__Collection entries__
::::::::::
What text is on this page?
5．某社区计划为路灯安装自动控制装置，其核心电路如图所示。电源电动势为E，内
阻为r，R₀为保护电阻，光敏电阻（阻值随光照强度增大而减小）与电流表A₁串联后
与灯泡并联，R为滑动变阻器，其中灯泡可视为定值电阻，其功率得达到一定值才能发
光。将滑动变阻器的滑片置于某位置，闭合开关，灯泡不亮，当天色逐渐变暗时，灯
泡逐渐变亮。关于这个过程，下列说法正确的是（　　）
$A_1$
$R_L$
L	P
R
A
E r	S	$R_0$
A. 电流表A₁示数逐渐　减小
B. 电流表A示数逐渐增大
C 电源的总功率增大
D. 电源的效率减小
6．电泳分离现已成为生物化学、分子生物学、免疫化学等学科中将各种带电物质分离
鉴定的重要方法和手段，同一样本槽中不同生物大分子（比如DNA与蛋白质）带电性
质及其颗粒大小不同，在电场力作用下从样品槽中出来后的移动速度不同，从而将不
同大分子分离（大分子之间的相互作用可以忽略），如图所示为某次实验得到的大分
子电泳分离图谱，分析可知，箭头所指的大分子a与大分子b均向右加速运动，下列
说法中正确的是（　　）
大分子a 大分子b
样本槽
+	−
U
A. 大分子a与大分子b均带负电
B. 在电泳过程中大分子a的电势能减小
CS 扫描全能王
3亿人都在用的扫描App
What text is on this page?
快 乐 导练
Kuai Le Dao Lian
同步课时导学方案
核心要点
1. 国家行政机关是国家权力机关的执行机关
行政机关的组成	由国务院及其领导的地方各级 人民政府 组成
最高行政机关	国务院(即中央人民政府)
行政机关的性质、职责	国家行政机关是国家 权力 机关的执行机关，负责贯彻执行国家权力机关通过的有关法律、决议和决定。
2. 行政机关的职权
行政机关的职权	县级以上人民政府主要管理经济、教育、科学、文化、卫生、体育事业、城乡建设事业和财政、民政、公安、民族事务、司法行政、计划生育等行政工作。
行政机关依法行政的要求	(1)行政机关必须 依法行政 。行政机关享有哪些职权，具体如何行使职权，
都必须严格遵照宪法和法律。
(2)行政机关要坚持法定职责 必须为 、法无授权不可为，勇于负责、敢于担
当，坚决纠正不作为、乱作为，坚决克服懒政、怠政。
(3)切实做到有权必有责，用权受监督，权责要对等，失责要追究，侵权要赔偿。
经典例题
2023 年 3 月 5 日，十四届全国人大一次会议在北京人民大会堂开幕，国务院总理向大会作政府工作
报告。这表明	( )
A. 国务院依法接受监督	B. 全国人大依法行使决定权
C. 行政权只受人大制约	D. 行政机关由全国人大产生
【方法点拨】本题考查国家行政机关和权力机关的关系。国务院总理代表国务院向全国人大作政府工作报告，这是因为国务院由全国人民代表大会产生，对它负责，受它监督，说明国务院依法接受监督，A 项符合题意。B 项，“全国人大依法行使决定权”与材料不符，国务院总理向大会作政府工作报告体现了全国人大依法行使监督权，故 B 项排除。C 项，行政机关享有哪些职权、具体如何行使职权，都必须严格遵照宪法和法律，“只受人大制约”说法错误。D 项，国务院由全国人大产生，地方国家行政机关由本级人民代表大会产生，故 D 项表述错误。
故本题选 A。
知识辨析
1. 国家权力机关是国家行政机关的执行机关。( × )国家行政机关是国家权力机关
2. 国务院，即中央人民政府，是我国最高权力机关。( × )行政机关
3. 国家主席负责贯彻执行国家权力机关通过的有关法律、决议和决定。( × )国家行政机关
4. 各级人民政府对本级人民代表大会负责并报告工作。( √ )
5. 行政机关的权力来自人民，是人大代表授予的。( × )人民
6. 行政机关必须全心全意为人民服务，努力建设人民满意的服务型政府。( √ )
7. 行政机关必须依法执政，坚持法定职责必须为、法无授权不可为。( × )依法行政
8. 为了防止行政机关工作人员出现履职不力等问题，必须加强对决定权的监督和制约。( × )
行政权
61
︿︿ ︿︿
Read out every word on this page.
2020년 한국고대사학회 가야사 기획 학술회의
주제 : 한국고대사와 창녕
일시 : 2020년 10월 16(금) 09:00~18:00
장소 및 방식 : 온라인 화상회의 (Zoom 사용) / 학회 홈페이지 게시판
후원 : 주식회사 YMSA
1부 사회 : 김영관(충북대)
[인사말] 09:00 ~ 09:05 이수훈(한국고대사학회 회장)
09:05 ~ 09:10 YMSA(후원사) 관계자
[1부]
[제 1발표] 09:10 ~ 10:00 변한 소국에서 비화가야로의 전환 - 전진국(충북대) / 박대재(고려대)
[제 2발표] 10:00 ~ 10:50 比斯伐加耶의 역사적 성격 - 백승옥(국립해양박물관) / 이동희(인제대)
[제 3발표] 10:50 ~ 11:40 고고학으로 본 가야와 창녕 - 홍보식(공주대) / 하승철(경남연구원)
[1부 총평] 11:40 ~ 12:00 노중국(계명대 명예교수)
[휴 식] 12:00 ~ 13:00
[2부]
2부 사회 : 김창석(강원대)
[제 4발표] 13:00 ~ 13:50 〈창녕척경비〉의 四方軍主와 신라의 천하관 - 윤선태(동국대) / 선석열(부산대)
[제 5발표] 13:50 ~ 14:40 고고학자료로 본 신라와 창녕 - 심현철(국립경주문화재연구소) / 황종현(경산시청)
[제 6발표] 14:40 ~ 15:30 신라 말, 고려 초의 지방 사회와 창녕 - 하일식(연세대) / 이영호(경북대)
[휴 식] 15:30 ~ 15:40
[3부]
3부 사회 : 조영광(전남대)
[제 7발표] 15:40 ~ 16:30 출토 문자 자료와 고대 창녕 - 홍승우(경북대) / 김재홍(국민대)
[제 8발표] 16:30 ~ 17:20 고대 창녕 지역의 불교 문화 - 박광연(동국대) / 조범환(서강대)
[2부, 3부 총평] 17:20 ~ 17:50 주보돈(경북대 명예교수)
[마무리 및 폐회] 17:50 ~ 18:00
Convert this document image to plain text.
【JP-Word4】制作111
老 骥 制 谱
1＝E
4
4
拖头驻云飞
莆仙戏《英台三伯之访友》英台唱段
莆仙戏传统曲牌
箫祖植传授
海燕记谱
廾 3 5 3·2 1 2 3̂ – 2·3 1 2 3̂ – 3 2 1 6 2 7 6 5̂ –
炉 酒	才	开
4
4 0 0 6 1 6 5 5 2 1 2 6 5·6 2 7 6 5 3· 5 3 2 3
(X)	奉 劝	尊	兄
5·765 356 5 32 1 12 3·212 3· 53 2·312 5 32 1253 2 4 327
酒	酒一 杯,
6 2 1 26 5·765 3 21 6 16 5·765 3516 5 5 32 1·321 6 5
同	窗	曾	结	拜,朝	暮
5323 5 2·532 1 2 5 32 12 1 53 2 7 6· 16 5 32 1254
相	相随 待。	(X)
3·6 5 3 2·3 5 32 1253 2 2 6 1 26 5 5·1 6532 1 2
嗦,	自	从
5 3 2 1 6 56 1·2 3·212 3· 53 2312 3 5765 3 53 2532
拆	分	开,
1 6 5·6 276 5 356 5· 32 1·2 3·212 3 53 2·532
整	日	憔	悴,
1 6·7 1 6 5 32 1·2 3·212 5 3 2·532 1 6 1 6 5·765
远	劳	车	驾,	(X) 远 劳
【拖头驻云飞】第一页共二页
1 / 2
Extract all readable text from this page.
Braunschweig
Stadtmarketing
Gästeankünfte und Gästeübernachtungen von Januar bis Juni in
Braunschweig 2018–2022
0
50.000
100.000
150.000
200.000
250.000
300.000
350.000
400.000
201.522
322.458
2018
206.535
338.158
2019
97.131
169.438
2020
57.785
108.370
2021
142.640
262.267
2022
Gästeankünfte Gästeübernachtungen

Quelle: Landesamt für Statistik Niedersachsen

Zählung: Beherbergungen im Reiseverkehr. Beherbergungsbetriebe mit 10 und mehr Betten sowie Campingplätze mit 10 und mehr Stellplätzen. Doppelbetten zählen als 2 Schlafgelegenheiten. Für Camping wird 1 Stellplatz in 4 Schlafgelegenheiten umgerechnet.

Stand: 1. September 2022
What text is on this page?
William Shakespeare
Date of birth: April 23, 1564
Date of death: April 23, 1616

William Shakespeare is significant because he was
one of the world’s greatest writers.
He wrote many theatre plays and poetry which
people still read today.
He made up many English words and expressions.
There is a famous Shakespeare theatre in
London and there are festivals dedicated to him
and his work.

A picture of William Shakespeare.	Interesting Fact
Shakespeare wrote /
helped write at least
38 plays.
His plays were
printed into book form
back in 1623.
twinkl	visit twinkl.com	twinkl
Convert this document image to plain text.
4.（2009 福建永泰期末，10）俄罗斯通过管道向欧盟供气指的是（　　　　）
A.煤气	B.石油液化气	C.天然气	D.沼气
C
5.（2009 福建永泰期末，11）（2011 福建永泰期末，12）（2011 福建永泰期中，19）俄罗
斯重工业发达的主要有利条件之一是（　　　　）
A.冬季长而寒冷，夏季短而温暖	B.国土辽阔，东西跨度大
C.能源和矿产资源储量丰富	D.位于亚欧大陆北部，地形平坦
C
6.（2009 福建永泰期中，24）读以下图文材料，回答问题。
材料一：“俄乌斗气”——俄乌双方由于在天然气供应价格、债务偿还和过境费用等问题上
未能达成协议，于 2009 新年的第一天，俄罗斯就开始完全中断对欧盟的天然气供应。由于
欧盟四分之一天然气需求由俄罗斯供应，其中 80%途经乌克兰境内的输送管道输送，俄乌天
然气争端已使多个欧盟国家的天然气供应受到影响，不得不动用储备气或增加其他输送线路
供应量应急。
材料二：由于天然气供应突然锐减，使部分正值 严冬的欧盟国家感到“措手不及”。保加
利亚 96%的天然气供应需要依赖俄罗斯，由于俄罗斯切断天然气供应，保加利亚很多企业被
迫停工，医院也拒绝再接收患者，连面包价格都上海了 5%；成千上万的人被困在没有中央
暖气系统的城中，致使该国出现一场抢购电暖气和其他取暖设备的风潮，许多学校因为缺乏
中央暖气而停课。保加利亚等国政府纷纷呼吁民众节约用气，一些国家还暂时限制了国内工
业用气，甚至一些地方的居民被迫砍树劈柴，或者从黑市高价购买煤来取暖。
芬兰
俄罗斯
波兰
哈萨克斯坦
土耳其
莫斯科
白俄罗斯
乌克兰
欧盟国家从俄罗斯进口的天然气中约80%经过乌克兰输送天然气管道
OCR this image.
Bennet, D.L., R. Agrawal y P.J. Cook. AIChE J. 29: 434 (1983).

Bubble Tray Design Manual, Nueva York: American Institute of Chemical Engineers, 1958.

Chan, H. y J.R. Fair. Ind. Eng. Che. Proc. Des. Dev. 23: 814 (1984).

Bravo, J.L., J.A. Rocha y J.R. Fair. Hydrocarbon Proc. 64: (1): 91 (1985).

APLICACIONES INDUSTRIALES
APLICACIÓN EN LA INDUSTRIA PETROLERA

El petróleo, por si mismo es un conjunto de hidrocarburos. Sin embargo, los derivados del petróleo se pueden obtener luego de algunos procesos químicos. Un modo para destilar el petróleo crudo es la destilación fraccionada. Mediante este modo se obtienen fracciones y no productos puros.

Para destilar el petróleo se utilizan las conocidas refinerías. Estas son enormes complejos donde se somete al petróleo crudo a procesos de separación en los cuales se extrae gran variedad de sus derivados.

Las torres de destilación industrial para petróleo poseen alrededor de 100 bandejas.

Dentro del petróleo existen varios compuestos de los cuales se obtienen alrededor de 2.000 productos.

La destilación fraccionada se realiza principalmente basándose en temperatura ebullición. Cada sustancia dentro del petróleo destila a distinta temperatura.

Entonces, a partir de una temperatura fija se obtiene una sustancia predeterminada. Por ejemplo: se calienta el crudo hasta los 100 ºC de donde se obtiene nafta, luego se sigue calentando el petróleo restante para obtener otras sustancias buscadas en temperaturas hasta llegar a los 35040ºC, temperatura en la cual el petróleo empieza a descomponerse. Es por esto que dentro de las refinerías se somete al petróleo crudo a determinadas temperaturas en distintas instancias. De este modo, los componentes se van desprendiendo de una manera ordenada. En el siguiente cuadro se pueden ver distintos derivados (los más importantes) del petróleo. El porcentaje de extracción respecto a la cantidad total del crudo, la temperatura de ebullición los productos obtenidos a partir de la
::::::::::
__The problem__
Using the listing above, pick out each line that contains the word "决议和决定", then copy it.

__Task response__
行政机关的性质、职责	国家行政机关是国家 权力 机关的执行机关，负责贯彻执行国家权力机关通过的有关法律、决议和决定。
3. 国家主席负责贯彻执行国家权力机关通过的有关法律、决议和决定。( × )国家行政机关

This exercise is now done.